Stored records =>
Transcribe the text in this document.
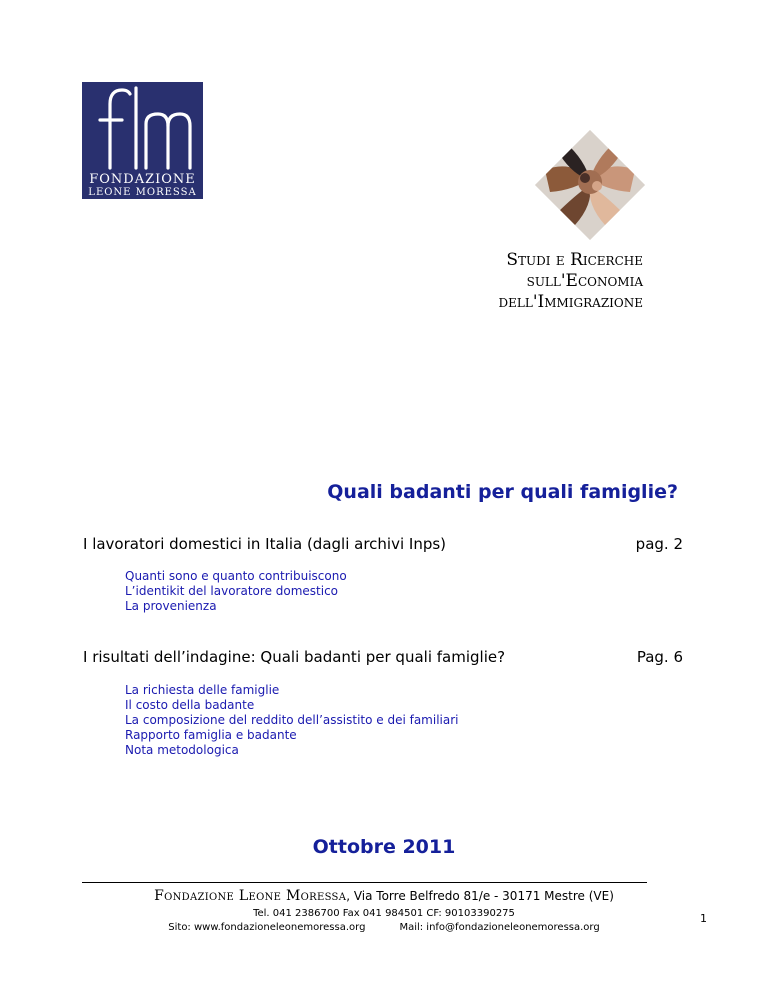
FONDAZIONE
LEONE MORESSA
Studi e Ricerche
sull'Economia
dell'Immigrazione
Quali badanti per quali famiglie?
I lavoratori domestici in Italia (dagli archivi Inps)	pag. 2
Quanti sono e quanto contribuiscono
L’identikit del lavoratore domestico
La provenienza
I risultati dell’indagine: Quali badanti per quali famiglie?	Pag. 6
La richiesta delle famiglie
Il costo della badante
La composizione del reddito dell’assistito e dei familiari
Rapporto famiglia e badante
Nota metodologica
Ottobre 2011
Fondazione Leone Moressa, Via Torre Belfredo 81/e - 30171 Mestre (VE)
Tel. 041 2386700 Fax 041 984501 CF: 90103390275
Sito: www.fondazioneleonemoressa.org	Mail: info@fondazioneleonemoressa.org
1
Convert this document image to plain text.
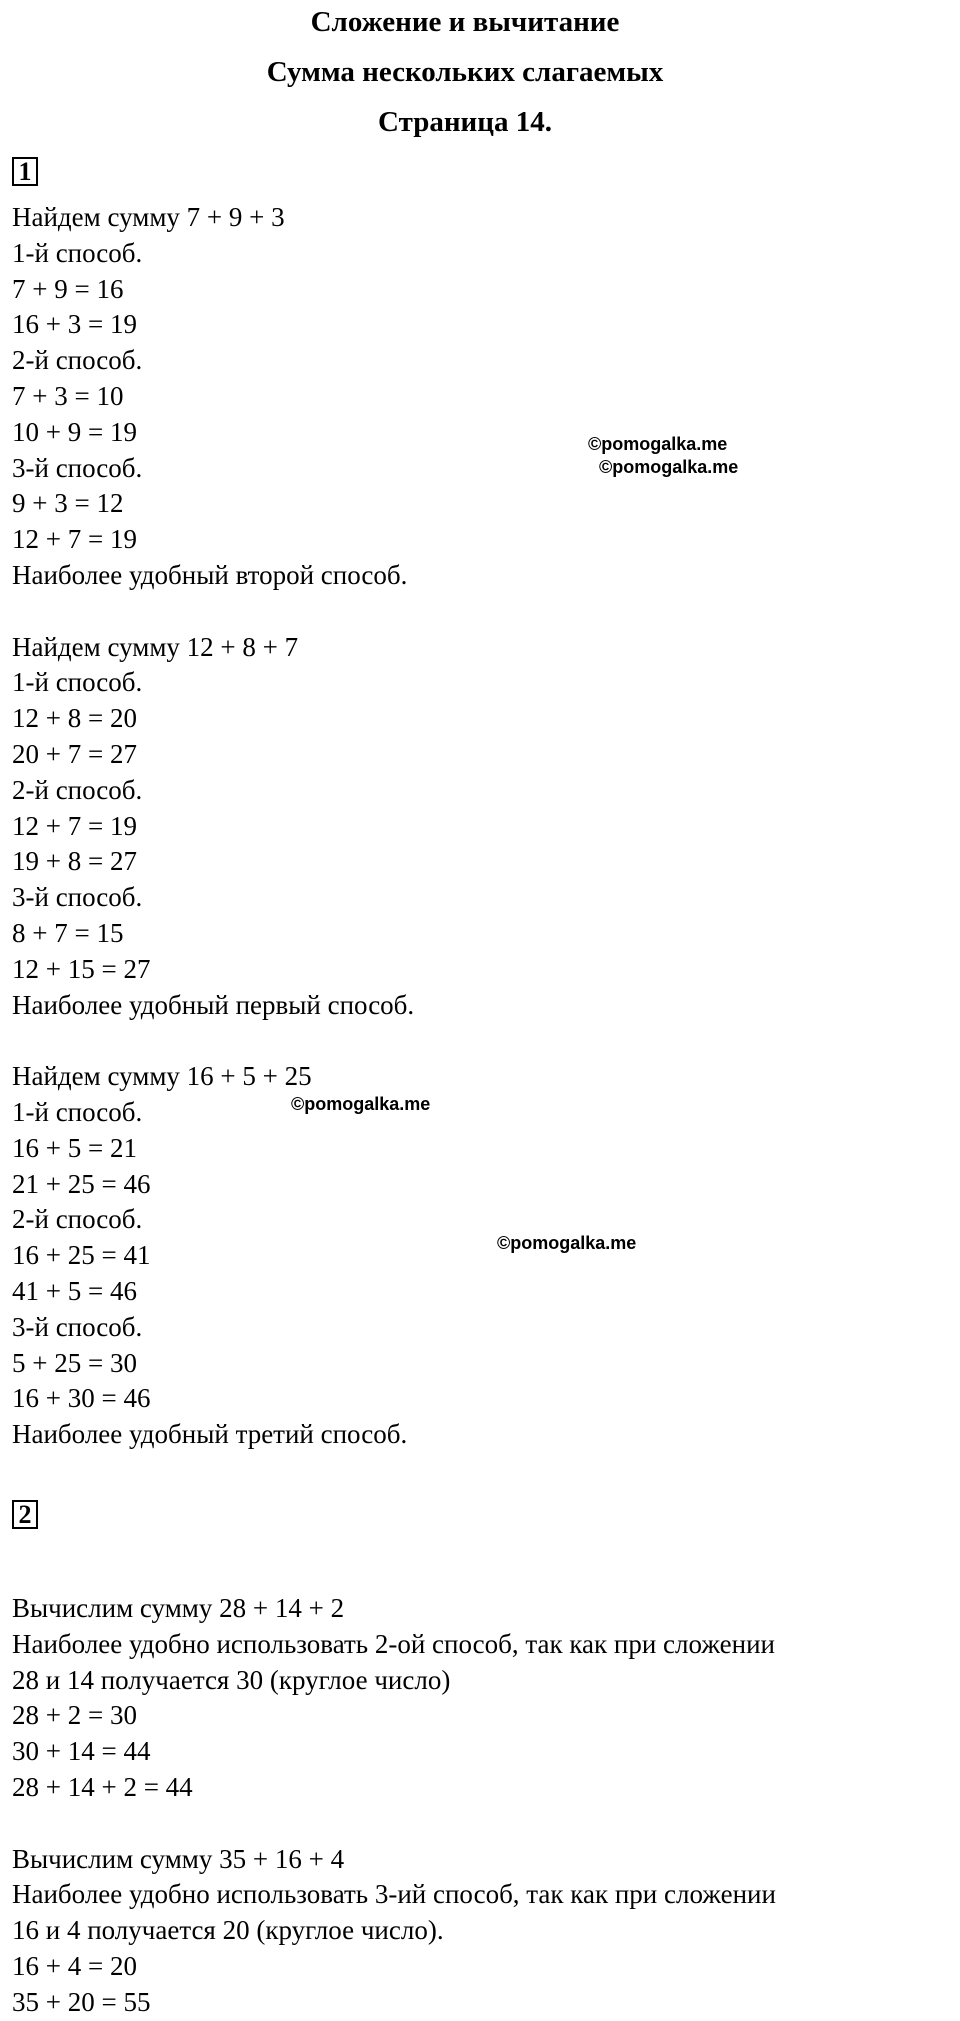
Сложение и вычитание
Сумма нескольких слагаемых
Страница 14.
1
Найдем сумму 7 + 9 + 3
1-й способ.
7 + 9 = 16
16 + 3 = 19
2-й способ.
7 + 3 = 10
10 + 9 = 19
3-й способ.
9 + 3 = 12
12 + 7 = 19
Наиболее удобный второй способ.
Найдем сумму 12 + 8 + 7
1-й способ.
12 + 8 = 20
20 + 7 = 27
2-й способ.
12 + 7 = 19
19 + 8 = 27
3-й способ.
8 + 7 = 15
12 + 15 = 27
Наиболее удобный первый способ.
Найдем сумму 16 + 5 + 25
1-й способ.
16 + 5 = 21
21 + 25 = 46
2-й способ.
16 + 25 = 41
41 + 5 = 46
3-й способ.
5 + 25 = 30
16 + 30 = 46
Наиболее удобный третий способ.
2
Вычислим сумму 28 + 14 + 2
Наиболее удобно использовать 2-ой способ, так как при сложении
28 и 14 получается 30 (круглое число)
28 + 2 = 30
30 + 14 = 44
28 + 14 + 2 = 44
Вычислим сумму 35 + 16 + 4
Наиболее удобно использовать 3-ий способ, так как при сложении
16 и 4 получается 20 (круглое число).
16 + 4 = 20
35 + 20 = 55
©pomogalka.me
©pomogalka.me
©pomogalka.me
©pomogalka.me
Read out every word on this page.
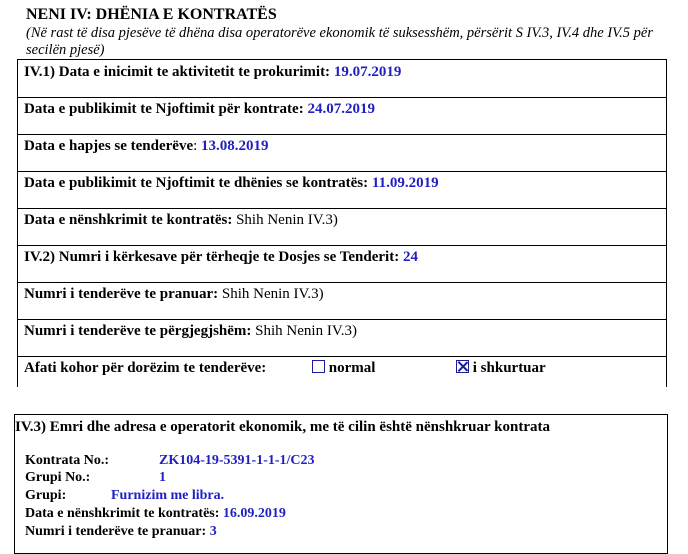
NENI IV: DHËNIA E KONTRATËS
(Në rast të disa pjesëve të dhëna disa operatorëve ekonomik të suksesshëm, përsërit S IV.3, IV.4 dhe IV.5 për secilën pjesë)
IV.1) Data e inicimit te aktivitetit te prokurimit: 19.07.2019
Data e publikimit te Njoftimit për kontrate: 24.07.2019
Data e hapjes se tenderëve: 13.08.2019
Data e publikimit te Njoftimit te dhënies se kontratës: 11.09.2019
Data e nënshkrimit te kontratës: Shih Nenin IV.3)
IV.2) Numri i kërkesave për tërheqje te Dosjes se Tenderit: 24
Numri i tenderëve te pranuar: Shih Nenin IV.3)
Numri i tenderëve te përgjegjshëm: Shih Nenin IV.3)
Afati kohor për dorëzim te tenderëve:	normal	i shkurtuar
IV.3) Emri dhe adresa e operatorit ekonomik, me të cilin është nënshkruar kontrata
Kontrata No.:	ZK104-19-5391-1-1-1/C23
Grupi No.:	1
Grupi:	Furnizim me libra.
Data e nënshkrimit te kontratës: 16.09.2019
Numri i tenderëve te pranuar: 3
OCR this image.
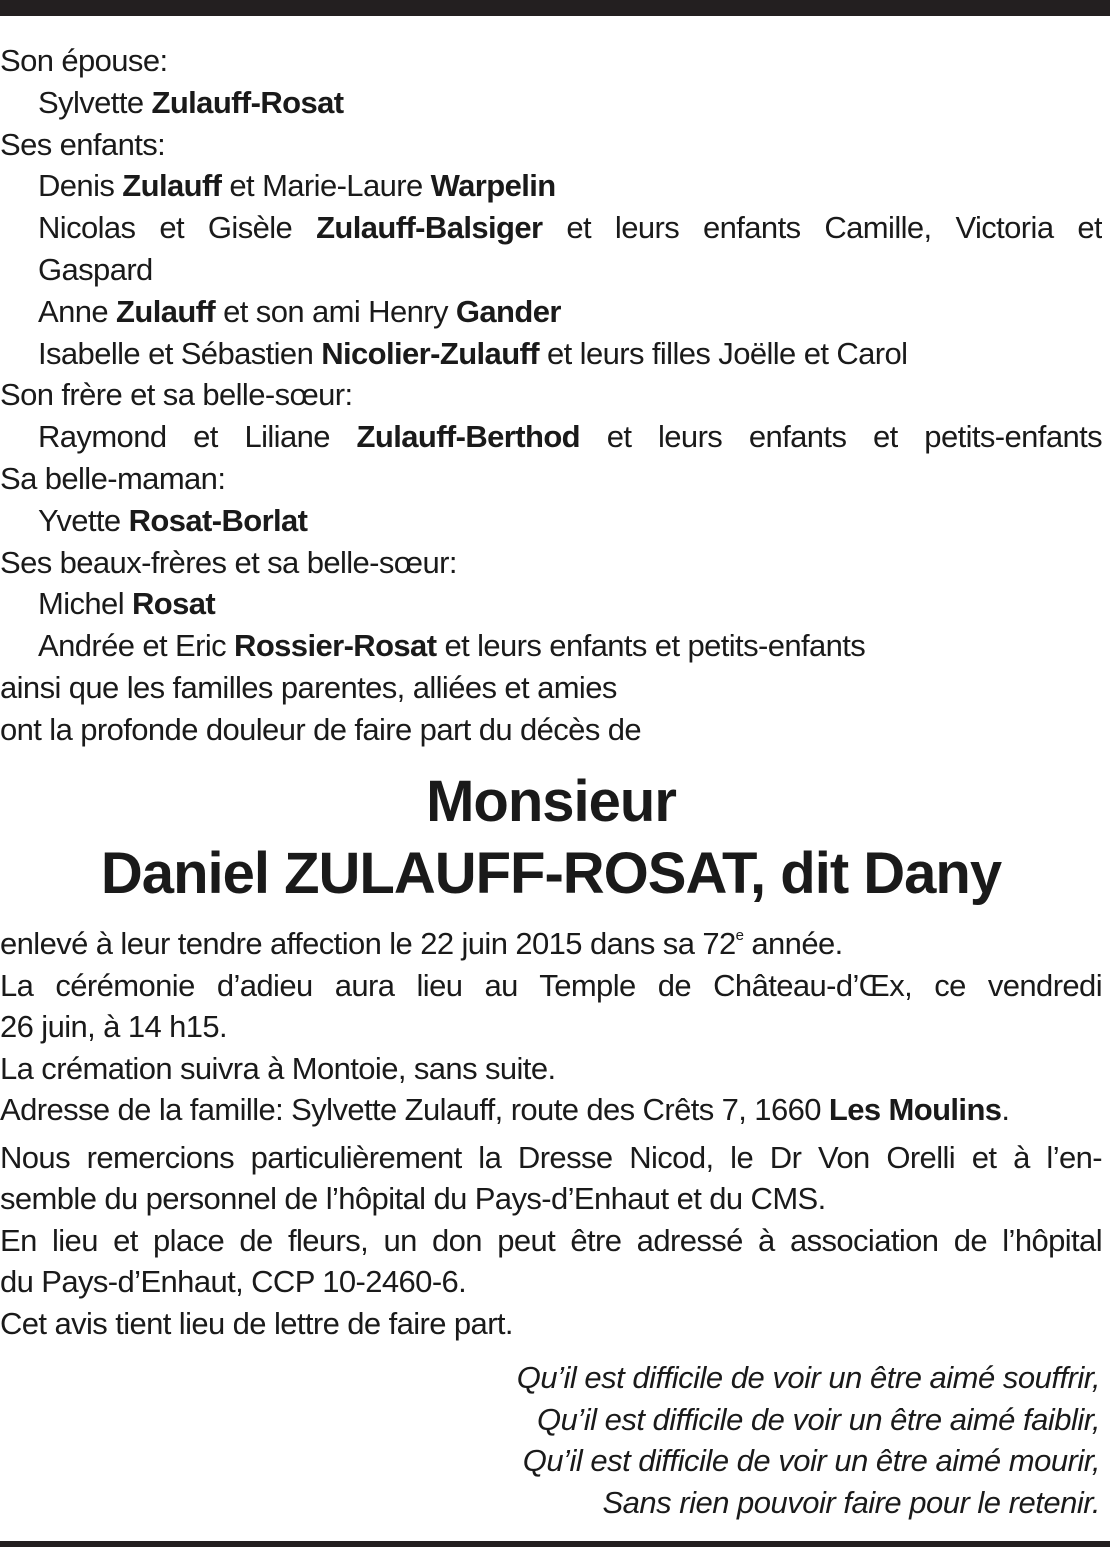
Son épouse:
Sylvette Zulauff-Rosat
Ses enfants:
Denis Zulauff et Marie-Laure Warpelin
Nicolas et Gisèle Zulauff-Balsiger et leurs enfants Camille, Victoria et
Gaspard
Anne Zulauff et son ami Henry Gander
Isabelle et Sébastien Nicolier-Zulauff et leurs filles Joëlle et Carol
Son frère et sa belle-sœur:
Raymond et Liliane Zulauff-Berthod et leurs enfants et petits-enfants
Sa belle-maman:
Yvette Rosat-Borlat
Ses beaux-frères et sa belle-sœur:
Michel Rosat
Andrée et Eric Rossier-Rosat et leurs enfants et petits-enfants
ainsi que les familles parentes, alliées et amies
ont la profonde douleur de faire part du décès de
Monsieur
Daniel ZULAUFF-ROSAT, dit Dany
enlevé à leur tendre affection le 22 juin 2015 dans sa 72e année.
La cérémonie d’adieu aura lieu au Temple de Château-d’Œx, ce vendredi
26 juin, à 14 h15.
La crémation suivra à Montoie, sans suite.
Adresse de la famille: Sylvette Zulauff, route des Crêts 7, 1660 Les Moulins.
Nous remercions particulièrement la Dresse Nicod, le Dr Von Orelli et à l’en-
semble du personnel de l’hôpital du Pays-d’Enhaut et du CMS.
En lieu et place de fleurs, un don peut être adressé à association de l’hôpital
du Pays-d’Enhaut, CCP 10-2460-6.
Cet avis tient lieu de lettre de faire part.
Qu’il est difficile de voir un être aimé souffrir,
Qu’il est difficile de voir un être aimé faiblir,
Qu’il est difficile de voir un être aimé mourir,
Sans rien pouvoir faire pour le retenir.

Written task => Restate the full listing verbatim and drop every picture.

Right answer =>
Transcribe the text in this document.
FONDAZIONE
LEONE MORESSA
Studi e Ricerche
sull'Economia
dell'Immigrazione
Quali badanti per quali famiglie?
I lavoratori domestici in Italia (dagli archivi Inps)	pag. 2
Quanti sono e quanto contribuiscono
L’identikit del lavoratore domestico
La provenienza
I risultati dell’indagine: Quali badanti per quali famiglie?	Pag. 6
La richiesta delle famiglie
Il costo della badante
La composizione del reddito dell’assistito e dei familiari
Rapporto famiglia e badante
Nota metodologica
Ottobre 2011
Fondazione Leone Moressa, Via Torre Belfredo 81/e - 30171 Mestre (VE)
Tel. 041 2386700 Fax 041 984501 CF: 90103390275
Sito: www.fondazioneleonemoressa.org	Mail: info@fondazioneleonemoressa.org
1
Convert this document image to plain text.
Сложение и вычитание
Сумма нескольких слагаемых
Страница 14.
1
Найдем сумму 7 + 9 + 3
1-й способ.
7 + 9 = 16
16 + 3 = 19
2-й способ.
7 + 3 = 10
10 + 9 = 19
3-й способ.
9 + 3 = 12
12 + 7 = 19
Наиболее удобный второй способ.
Найдем сумму 12 + 8 + 7
1-й способ.
12 + 8 = 20
20 + 7 = 27
2-й способ.
12 + 7 = 19
19 + 8 = 27
3-й способ.
8 + 7 = 15
12 + 15 = 27
Наиболее удобный первый способ.
Найдем сумму 16 + 5 + 25
1-й способ.
16 + 5 = 21
21 + 25 = 46
2-й способ.
16 + 25 = 41
41 + 5 = 46
3-й способ.
5 + 25 = 30
16 + 30 = 46
Наиболее удобный третий способ.
2
Вычислим сумму 28 + 14 + 2
Наиболее удобно использовать 2-ой способ, так как при сложении
28 и 14 получается 30 (круглое число)
28 + 2 = 30
30 + 14 = 44
28 + 14 + 2 = 44
Вычислим сумму 35 + 16 + 4
Наиболее удобно использовать 3-ий способ, так как при сложении
16 и 4 получается 20 (круглое число).
16 + 4 = 20
35 + 20 = 55
©pomogalka.me
©pomogalka.me
©pomogalka.me
©pomogalka.me
Read out every word on this page.
NENI IV: DHËNIA E KONTRATËS
(Në rast të disa pjesëve të dhëna disa operatorëve ekonomik të suksesshëm, përsërit S IV.3, IV.4 dhe IV.5 për secilën pjesë)
IV.1) Data e inicimit te aktivitetit te prokurimit: 19.07.2019
Data e publikimit te Njoftimit për kontrate: 24.07.2019
Data e hapjes se tenderëve: 13.08.2019
Data e publikimit te Njoftimit te dhënies se kontratës: 11.09.2019
Data e nënshkrimit te kontratës: Shih Nenin IV.3)
IV.2) Numri i kërkesave për tërheqje te Dosjes se Tenderit: 24
Numri i tenderëve te pranuar: Shih Nenin IV.3)
Numri i tenderëve te përgjegjshëm: Shih Nenin IV.3)
Afati kohor për dorëzim te tenderëve:	normal	i shkurtuar
IV.3) Emri dhe adresa e operatorit ekonomik, me të cilin është nënshkruar kontrata
Kontrata No.:	ZK104-19-5391-1-1-1/C23
Grupi No.:	1
Grupi:	Furnizim me libra.
Data e nënshkrimit te kontratës: 16.09.2019
Numri i tenderëve te pranuar: 3
OCR this image.
Son épouse:
Sylvette Zulauff-Rosat
Ses enfants:
Denis Zulauff et Marie-Laure Warpelin
Nicolas et Gisèle Zulauff-Balsiger et leurs enfants Camille, Victoria et
Gaspard
Anne Zulauff et son ami Henry Gander
Isabelle et Sébastien Nicolier-Zulauff et leurs filles Joëlle et Carol
Son frère et sa belle-sœur:
Raymond et Liliane Zulauff-Berthod et leurs enfants et petits-enfants
Sa belle-maman:
Yvette Rosat-Borlat
Ses beaux-frères et sa belle-sœur:
Michel Rosat
Andrée et Eric Rossier-Rosat et leurs enfants et petits-enfants
ainsi que les familles parentes, alliées et amies
ont la profonde douleur de faire part du décès de
Monsieur
Daniel ZULAUFF-ROSAT, dit Dany
enlevé à leur tendre affection le 22 juin 2015 dans sa 72e année.
La cérémonie d’adieu aura lieu au Temple de Château-d’Œx, ce vendredi
26 juin, à 14 h15.
La crémation suivra à Montoie, sans suite.
Adresse de la famille: Sylvette Zulauff, route des Crêts 7, 1660 Les Moulins.
Nous remercions particulièrement la Dresse Nicod, le Dr Von Orelli et à l’en-
semble du personnel de l’hôpital du Pays-d’Enhaut et du CMS.
En lieu et place de fleurs, un don peut être adressé à association de l’hôpital
du Pays-d’Enhaut, CCP 10-2460-6.
Cet avis tient lieu de lettre de faire part.
Qu’il est difficile de voir un être aimé souffrir,
Qu’il est difficile de voir un être aimé faiblir,
Qu’il est difficile de voir un être aimé mourir,
Sans rien pouvoir faire pour le retenir.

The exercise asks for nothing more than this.